= Aim =
Take every line from the listing below that includes "content" and copy it.

(Records)
▬▬▬

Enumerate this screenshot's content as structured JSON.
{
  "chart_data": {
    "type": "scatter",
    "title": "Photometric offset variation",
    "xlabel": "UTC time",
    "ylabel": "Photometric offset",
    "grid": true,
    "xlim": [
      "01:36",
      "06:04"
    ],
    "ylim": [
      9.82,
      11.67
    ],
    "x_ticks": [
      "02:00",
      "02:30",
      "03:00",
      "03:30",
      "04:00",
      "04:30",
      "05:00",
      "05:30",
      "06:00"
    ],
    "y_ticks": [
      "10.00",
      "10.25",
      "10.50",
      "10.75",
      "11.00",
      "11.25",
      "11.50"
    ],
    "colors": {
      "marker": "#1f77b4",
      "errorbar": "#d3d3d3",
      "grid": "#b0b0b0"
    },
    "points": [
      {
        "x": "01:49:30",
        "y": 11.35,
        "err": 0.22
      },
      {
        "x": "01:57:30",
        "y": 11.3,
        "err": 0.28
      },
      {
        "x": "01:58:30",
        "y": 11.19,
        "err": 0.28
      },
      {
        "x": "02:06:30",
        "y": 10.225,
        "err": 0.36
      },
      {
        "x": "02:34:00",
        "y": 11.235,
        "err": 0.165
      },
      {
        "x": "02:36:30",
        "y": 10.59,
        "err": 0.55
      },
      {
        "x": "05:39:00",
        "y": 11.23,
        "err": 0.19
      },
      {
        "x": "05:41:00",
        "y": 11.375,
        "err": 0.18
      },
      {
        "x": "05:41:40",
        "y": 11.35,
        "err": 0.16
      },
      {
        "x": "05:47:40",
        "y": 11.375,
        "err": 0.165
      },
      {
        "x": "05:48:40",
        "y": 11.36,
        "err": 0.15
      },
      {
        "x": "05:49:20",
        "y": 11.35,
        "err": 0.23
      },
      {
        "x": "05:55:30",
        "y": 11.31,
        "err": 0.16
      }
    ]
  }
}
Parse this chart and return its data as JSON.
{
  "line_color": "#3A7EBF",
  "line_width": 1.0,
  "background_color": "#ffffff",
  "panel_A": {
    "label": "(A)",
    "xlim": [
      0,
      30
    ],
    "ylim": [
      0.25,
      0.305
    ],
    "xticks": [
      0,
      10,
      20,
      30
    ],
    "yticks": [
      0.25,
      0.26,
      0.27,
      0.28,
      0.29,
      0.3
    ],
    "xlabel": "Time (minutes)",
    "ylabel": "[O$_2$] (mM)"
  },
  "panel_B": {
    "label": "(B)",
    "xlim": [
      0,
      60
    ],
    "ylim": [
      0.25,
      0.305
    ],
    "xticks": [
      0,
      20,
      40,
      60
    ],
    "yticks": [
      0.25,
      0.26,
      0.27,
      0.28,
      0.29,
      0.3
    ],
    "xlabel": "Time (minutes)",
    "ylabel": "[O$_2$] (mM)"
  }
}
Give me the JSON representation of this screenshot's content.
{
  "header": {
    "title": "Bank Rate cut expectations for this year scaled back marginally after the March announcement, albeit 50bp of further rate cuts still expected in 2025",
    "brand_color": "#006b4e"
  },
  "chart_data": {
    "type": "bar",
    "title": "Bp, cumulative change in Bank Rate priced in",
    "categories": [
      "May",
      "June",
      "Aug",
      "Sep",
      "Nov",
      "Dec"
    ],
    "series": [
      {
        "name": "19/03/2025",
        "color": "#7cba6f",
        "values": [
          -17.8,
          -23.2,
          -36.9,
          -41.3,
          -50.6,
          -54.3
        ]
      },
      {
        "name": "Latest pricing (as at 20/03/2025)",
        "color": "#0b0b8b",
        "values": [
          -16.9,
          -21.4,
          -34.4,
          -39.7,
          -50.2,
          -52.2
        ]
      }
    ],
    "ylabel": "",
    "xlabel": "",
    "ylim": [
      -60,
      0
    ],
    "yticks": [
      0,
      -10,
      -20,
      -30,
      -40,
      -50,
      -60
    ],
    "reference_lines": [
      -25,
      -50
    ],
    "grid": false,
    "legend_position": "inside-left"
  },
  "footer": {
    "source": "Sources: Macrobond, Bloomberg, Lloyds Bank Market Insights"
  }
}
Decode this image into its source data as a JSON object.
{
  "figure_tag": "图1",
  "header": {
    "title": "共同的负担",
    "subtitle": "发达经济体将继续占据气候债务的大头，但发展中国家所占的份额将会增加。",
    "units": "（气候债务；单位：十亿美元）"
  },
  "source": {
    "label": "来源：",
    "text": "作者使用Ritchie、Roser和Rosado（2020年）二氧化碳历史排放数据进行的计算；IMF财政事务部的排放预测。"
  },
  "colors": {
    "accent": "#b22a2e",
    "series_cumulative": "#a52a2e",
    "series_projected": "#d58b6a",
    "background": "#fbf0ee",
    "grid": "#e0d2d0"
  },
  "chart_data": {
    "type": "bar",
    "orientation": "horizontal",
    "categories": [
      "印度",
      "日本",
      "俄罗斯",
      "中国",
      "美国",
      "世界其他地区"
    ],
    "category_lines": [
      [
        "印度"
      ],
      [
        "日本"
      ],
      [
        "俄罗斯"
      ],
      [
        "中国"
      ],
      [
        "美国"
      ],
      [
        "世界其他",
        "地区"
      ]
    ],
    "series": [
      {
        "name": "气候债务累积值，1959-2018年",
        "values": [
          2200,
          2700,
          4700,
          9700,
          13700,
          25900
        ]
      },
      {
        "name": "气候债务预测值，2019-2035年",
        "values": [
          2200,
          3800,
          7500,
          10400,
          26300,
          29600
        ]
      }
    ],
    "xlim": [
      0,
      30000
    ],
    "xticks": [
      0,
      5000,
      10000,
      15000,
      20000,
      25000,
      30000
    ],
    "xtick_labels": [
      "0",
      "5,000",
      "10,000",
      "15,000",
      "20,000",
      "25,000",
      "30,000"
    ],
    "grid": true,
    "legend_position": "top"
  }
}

▬▬▬

= Response to this exercise =
Enumerate this screenshot's content as structured JSON.
Give me the JSON representation of this screenshot's content.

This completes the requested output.